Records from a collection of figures
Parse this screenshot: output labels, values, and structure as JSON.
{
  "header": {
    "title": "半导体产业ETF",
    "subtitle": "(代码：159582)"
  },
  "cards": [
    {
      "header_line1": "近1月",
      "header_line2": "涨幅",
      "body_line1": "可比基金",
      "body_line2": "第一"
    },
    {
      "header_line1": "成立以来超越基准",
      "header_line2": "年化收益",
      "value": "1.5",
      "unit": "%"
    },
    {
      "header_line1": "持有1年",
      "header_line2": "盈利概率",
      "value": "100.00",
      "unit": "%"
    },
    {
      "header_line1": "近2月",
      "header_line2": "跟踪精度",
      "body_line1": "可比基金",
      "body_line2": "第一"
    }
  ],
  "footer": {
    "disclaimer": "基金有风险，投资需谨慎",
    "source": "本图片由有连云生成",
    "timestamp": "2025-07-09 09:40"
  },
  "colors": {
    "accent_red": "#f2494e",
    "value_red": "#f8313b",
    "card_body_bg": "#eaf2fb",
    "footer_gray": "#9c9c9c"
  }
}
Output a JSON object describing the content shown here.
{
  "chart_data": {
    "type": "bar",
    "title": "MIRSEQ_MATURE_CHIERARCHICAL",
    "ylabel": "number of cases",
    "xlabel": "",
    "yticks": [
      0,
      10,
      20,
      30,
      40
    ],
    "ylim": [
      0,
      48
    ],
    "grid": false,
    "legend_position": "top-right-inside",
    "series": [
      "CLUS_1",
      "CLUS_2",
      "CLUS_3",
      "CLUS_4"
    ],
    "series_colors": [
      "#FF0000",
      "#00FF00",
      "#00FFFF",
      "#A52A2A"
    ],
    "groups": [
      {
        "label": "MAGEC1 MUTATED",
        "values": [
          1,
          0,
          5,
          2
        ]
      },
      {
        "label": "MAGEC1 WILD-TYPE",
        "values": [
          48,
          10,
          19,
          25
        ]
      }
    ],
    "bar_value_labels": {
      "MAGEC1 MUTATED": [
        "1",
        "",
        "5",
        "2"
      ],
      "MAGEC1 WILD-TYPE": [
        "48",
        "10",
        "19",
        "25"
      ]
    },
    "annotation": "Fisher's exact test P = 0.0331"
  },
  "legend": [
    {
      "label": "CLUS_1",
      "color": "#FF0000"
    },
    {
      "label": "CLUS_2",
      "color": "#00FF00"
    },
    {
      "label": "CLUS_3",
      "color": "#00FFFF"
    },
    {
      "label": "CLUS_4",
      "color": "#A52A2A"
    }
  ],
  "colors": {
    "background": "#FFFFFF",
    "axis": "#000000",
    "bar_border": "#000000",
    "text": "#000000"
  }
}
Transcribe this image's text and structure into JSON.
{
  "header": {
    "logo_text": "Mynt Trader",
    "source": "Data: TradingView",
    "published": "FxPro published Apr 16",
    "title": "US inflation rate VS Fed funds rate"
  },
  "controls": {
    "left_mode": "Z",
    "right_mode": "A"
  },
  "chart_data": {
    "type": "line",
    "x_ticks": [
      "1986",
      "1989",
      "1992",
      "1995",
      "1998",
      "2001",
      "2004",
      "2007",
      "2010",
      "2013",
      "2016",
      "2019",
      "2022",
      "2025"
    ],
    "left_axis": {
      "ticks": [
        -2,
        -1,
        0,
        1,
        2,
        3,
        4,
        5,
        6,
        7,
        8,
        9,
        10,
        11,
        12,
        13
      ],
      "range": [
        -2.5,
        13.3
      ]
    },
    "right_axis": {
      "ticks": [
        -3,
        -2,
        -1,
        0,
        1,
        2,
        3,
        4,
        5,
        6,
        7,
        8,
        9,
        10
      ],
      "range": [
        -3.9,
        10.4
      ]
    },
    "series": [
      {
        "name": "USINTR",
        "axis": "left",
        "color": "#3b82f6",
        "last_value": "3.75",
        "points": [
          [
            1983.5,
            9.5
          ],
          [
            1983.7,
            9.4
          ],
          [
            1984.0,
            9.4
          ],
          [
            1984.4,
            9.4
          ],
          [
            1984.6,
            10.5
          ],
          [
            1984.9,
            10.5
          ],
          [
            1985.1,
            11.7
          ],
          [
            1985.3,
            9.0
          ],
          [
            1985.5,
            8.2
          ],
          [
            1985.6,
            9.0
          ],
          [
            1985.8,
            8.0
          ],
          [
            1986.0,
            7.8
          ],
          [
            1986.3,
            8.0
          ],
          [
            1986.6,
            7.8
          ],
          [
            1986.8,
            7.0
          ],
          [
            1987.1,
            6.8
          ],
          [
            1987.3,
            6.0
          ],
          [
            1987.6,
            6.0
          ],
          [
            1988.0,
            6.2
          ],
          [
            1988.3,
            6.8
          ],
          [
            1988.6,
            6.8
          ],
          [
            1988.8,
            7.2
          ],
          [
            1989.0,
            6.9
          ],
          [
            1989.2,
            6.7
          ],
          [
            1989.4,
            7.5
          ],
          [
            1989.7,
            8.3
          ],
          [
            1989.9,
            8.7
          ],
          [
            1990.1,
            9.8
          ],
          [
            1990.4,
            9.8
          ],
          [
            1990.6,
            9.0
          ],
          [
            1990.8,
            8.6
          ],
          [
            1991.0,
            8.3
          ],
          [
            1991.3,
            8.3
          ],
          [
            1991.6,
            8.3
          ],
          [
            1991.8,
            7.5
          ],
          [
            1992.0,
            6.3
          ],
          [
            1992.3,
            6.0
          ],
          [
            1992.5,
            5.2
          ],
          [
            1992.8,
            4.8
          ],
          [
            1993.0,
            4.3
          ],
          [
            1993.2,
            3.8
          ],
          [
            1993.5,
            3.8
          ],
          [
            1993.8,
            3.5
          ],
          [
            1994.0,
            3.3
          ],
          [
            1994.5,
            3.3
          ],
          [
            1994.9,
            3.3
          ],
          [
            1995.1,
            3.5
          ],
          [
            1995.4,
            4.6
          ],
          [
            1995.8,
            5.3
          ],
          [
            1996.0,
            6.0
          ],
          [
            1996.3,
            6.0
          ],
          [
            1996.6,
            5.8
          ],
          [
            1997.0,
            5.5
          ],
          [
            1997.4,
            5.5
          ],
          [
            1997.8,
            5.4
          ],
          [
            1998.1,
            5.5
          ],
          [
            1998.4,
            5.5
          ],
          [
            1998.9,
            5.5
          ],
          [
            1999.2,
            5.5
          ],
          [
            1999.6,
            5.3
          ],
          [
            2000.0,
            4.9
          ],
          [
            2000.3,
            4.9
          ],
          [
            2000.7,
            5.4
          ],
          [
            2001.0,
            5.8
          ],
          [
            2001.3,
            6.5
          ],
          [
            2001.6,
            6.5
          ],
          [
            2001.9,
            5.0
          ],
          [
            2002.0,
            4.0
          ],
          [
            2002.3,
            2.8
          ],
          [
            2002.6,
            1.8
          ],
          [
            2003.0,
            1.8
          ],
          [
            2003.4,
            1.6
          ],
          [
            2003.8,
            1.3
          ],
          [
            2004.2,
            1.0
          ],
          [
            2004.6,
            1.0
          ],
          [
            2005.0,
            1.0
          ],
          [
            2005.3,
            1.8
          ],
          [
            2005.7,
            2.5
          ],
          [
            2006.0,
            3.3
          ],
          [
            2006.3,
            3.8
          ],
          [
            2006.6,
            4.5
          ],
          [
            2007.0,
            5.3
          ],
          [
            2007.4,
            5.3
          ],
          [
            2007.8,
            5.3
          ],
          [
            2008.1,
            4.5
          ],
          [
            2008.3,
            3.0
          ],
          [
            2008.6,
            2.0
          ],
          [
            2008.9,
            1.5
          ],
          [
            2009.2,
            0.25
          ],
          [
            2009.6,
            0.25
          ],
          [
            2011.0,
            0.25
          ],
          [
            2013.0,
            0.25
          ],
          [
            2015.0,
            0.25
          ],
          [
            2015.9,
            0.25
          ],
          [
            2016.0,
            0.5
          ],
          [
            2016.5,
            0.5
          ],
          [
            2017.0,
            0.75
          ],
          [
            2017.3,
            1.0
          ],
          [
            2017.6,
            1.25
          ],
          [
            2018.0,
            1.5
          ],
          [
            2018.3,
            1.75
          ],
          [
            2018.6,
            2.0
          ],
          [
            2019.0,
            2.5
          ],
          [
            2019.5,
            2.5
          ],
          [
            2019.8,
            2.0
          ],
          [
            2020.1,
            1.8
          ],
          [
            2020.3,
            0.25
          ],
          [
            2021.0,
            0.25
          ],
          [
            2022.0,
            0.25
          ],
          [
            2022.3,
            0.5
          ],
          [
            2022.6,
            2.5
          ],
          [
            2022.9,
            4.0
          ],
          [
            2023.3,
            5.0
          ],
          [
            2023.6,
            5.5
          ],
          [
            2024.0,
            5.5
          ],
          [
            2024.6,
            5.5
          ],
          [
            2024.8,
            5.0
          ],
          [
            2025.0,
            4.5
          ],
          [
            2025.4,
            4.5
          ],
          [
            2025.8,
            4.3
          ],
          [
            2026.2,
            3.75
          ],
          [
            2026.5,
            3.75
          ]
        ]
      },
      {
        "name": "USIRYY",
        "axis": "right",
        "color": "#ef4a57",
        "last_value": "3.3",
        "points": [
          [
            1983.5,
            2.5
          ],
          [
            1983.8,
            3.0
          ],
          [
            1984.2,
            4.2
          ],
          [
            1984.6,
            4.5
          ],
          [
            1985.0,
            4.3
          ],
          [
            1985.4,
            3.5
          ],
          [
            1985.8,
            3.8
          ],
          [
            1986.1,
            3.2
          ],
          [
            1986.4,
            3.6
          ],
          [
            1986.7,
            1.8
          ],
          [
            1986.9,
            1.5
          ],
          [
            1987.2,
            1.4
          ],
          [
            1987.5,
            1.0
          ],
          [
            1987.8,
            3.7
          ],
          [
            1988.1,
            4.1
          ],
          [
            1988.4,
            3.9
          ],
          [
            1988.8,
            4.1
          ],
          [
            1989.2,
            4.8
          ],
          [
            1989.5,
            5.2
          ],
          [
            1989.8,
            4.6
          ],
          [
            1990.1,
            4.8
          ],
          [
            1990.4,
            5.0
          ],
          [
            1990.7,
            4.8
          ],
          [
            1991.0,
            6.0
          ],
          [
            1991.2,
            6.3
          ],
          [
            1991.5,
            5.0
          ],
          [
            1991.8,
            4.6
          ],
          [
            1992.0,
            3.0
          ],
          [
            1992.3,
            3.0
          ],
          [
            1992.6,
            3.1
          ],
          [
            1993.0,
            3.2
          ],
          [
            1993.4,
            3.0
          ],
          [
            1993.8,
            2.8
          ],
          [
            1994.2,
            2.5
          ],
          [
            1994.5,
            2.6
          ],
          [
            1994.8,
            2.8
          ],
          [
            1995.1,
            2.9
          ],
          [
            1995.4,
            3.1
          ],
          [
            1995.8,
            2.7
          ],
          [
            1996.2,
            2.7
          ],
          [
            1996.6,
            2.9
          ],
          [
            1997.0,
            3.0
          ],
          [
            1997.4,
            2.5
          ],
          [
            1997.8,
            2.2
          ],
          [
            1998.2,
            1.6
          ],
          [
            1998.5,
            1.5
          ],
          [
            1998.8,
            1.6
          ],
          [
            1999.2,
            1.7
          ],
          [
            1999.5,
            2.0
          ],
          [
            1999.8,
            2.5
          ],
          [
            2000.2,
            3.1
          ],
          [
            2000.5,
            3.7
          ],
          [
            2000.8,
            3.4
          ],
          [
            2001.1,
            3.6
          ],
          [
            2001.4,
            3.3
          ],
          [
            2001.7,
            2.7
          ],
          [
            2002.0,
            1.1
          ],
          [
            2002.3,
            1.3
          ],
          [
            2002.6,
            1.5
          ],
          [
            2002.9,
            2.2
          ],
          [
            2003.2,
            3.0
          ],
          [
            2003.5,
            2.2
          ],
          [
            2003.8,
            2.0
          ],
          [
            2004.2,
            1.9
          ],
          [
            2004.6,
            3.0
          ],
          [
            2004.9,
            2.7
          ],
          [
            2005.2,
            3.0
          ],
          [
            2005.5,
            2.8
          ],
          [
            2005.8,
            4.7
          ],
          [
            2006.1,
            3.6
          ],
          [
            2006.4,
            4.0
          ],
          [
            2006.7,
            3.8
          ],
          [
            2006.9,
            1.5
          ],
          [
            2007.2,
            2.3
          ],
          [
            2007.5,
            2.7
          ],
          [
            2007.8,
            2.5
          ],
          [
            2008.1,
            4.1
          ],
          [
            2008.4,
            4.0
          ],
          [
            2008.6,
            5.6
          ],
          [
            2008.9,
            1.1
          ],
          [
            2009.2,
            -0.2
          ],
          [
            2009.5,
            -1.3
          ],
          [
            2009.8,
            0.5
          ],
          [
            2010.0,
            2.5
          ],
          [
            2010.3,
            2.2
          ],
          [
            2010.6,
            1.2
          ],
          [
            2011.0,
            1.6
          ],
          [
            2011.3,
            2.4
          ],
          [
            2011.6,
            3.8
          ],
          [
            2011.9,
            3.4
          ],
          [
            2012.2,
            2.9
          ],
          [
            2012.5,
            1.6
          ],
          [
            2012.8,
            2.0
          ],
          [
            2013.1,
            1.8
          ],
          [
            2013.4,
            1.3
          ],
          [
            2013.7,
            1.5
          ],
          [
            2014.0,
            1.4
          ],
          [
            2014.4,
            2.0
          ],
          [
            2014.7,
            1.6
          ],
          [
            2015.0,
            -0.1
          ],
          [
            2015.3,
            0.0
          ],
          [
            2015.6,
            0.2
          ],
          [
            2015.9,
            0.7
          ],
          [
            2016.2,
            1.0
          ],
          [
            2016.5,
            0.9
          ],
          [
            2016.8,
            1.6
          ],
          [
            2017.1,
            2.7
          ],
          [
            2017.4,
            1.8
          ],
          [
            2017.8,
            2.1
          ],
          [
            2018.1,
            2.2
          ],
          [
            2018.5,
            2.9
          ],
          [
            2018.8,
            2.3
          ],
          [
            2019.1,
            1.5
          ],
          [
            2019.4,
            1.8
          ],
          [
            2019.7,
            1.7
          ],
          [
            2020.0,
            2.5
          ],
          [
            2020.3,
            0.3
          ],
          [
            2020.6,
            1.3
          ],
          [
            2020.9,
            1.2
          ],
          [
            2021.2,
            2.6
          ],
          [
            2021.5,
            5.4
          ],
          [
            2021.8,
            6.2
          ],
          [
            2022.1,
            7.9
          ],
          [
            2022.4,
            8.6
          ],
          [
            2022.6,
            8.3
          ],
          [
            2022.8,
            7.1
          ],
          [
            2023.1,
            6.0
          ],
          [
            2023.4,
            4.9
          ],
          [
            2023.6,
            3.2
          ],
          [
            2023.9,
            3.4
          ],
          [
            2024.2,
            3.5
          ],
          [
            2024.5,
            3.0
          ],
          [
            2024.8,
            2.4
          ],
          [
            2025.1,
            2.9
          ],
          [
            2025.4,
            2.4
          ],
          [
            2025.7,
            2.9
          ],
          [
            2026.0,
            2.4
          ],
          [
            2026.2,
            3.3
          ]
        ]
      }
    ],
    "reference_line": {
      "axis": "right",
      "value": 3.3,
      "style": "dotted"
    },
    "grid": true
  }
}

Given task
Find the lines that include the string "JSON", then copy each of them.

Response
Parse this screenshot: output labels, values, and structure as JSON.
Output a JSON object describing the content shown here.
Transcribe this image's text and structure into JSON.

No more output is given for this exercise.